## Problem description
Reproduce every line of the material below, but drop the pictures.

## Collected data entries
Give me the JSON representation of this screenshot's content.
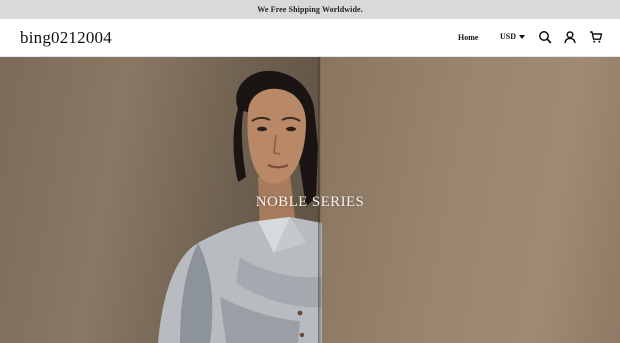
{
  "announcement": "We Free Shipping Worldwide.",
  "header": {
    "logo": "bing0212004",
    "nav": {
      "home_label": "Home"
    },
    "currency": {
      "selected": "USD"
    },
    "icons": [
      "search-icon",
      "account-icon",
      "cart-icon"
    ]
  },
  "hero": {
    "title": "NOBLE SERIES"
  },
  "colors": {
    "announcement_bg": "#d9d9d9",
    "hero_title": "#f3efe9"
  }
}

## Result of the task
Give me the JSON representation of this screenshot's content.
{
  "announcement": "We Free Shipping Worldwide.",
  "header": {
    "logo": "bing0212004",
    "nav": {
      "home_label": "Home"
    },
    "currency": {
      "selected": "USD"
    },
    "icons": [
      "search-icon",
      "account-icon",
      "cart-icon"
    ]
  },
  "hero": {
    "title": "NOBLE SERIES"
  },
  "colors": {
    "announcement_bg": "#d9d9d9",
    "hero_title": "#f3efe9"
  }
}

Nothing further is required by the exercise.